WRITTEN EXERCISE: Of the lines in these entries, how many contain the string "times"? Give the number and nothing else.

** start RECORDS TO PROCESS **

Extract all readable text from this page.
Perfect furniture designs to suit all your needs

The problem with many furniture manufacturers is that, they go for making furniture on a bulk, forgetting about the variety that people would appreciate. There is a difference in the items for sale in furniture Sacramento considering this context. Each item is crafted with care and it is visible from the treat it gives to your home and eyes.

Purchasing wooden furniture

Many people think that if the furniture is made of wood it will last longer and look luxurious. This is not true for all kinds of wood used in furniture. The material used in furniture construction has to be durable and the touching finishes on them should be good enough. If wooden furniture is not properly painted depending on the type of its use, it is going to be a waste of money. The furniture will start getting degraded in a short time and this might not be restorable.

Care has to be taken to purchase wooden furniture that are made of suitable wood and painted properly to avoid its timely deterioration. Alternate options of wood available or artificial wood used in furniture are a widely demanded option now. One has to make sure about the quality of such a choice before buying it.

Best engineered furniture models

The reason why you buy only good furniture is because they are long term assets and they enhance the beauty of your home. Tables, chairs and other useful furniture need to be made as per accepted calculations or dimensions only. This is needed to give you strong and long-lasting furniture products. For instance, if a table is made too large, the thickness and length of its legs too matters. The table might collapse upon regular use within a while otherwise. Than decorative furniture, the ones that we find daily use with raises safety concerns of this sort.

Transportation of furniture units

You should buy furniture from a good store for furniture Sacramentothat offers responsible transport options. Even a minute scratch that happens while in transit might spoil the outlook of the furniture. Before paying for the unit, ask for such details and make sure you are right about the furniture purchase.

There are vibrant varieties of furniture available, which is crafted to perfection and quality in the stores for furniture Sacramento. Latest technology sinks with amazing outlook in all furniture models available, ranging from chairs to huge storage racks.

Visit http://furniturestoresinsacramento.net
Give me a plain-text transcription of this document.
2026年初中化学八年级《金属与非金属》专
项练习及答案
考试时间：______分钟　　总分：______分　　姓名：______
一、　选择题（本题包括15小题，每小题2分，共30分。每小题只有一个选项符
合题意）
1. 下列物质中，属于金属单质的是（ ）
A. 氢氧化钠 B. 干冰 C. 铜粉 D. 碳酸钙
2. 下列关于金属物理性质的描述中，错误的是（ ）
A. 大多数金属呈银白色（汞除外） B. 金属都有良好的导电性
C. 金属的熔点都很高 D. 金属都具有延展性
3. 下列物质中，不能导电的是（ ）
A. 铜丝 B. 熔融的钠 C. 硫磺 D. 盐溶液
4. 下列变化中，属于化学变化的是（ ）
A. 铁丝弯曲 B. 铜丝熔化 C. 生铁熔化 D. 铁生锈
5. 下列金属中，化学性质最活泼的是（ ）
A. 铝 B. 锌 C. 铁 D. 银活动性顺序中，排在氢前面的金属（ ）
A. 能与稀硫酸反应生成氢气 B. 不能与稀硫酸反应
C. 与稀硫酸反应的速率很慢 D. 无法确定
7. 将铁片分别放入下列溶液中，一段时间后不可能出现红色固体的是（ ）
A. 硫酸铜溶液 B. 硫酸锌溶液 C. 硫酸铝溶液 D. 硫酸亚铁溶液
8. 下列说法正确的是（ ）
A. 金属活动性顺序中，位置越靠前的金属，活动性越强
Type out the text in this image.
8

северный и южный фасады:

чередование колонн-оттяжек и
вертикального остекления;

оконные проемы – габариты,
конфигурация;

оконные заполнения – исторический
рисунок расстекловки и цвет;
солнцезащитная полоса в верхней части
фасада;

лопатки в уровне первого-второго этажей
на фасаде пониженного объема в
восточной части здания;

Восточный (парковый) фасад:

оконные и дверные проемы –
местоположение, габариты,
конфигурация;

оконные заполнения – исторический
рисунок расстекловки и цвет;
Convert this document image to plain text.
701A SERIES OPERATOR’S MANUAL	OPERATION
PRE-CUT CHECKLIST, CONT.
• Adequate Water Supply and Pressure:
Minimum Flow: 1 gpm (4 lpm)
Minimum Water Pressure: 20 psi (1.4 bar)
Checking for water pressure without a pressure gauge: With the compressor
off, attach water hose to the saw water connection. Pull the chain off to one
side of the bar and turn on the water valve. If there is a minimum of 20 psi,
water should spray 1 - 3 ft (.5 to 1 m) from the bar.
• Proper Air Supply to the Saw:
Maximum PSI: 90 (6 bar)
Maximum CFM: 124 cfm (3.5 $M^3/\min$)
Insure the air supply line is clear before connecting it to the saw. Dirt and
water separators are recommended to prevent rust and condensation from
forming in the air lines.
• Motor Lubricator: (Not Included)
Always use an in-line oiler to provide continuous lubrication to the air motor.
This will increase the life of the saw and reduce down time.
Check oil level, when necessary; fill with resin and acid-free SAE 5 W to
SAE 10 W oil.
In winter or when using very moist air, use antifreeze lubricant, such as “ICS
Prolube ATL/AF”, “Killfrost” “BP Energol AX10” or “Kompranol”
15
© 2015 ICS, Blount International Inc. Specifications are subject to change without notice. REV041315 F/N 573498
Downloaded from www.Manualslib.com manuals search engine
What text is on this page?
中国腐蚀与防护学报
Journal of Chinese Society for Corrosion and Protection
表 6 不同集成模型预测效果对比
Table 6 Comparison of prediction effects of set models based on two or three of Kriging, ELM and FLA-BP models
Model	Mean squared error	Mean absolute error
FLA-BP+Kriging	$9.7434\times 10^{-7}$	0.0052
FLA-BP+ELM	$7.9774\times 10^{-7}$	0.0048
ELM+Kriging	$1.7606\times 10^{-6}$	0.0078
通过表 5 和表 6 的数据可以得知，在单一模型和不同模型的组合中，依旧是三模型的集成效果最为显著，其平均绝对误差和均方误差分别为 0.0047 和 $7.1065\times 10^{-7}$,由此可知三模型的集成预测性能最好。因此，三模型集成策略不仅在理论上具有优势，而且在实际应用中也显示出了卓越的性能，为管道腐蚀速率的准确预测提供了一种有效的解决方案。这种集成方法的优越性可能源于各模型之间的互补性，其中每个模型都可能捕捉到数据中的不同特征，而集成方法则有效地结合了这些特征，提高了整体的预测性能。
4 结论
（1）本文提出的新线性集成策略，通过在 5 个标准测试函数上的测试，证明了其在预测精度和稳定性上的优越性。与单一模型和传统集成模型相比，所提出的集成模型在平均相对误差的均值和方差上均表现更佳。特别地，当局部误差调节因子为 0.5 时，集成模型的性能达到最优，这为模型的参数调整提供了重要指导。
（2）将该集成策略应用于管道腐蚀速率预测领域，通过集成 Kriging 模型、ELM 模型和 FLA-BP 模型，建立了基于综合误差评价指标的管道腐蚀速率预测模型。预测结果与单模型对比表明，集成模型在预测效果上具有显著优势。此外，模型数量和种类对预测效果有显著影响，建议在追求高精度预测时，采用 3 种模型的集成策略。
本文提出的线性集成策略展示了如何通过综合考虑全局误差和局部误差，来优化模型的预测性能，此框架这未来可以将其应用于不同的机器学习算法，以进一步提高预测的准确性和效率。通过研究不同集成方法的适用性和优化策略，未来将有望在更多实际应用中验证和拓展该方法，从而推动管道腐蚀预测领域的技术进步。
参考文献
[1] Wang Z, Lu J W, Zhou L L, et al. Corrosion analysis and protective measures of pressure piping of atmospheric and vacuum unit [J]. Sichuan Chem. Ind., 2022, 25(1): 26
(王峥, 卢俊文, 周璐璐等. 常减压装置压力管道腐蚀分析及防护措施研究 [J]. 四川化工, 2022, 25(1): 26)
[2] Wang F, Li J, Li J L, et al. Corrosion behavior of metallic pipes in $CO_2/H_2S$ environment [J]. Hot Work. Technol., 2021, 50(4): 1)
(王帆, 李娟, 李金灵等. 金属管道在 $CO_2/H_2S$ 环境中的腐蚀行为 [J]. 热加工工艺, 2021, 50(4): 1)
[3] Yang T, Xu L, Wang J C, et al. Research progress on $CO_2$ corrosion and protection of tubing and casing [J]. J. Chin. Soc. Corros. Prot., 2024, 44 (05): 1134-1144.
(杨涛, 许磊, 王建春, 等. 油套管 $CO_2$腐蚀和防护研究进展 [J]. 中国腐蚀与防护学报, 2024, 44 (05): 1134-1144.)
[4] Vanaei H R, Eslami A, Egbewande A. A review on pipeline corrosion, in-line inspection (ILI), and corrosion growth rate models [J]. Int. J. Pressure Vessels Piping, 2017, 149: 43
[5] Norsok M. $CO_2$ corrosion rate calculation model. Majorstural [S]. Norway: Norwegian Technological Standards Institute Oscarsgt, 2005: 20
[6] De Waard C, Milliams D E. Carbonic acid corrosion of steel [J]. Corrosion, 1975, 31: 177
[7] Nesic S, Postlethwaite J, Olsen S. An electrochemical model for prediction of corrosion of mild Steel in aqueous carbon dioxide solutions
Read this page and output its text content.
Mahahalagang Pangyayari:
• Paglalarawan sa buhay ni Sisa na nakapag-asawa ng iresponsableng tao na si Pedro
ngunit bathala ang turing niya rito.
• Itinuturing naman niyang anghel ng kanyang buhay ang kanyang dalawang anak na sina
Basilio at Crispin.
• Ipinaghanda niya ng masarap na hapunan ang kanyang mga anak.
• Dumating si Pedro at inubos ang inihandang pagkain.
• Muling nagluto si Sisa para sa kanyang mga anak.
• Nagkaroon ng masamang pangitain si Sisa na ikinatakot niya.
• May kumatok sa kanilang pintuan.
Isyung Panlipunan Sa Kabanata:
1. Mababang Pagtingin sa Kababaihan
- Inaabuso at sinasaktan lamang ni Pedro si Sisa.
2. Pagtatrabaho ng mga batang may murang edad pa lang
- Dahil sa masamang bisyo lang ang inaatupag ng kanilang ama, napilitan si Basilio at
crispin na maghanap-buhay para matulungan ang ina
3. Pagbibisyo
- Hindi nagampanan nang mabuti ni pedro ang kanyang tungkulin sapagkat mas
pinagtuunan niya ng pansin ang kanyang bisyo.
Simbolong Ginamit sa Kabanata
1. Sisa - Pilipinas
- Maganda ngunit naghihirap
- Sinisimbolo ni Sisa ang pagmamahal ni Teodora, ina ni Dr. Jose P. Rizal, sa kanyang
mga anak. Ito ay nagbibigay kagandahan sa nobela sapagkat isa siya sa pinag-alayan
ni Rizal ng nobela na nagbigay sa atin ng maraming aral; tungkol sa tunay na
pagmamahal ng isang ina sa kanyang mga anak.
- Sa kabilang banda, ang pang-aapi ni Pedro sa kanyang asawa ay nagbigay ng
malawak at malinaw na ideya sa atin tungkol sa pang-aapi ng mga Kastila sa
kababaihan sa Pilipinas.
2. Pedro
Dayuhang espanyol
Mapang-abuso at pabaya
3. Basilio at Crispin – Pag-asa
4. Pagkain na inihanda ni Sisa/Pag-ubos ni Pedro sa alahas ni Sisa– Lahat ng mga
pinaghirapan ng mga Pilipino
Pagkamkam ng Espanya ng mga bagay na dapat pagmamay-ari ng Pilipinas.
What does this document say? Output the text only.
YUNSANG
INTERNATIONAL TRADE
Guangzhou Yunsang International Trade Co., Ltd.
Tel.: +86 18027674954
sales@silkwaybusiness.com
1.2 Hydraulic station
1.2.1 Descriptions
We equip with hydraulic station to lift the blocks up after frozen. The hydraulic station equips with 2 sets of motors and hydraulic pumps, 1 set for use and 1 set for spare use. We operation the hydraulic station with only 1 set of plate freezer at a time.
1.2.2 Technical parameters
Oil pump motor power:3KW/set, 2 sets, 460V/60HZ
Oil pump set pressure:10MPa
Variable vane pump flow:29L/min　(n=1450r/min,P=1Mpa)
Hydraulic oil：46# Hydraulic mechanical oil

** end RECORDS TO PROCESS **

ANSWER TO THIS EXERCISE: 4